[Dataset entries for page text]
● ● ●
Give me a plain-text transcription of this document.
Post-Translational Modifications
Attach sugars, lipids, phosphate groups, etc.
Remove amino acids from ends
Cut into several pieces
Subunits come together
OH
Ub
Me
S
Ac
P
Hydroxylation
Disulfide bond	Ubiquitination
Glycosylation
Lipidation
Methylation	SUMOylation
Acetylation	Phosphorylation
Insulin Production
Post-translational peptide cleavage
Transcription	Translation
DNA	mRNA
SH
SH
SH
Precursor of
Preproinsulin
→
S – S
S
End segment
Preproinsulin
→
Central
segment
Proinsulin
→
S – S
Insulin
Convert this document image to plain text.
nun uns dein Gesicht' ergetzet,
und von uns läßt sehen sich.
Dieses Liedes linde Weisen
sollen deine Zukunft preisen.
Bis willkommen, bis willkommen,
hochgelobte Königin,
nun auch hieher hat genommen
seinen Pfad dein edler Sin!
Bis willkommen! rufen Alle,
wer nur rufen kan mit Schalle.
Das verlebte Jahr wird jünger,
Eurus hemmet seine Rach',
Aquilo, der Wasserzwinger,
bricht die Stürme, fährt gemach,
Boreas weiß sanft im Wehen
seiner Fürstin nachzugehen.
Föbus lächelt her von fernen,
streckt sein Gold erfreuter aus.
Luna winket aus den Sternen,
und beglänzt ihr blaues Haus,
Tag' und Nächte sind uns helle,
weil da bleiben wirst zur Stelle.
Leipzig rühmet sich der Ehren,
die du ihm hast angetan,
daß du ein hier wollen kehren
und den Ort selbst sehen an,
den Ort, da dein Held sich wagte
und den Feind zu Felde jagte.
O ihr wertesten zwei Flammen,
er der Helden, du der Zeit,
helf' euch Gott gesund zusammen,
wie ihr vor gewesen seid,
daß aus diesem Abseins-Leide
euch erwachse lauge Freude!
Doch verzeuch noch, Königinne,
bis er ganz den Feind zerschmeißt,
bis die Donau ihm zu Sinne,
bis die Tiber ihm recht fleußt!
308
● ● ●
## EXERCISE INSTRUCTIONS:
Transcribe the data above in full, keeping every word as it is.

## TASK ANSWER:
Give me a plain-text transcription of this document.
Post-Translational Modifications
Attach sugars, lipids, phosphate groups, etc.
Remove amino acids from ends
Cut into several pieces
Subunits come together
OH
Ub
Me
S
Ac
P
Hydroxylation
Disulfide bond	Ubiquitination
Glycosylation
Lipidation
Methylation	SUMOylation
Acetylation	Phosphorylation
Insulin Production
Post-translational peptide cleavage
Transcription	Translation
DNA	mRNA
SH
SH
SH
Precursor of
Preproinsulin
→
S – S
S
End segment
Preproinsulin
→
Central
segment
Proinsulin
→
S – S
Insulin
Convert this document image to plain text.
nun uns dein Gesicht' ergetzet,
und von uns läßt sehen sich.
Dieses Liedes linde Weisen
sollen deine Zukunft preisen.
Bis willkommen, bis willkommen,
hochgelobte Königin,
nun auch hieher hat genommen
seinen Pfad dein edler Sin!
Bis willkommen! rufen Alle,
wer nur rufen kan mit Schalle.
Das verlebte Jahr wird jünger,
Eurus hemmet seine Rach',
Aquilo, der Wasserzwinger,
bricht die Stürme, fährt gemach,
Boreas weiß sanft im Wehen
seiner Fürstin nachzugehen.
Föbus lächelt her von fernen,
streckt sein Gold erfreuter aus.
Luna winket aus den Sternen,
und beglänzt ihr blaues Haus,
Tag' und Nächte sind uns helle,
weil da bleiben wirst zur Stelle.
Leipzig rühmet sich der Ehren,
die du ihm hast angetan,
daß du ein hier wollen kehren
und den Ort selbst sehen an,
den Ort, da dein Held sich wagte
und den Feind zu Felde jagte.
O ihr wertesten zwei Flammen,
er der Helden, du der Zeit,
helf' euch Gott gesund zusammen,
wie ihr vor gewesen seid,
daß aus diesem Abseins-Leide
euch erwachse lauge Freude!
Doch verzeuch noch, Königinne,
bis er ganz den Feind zerschmeißt,
bis die Donau ihm zu Sinne,
bis die Tiber ihm recht fleußt!
308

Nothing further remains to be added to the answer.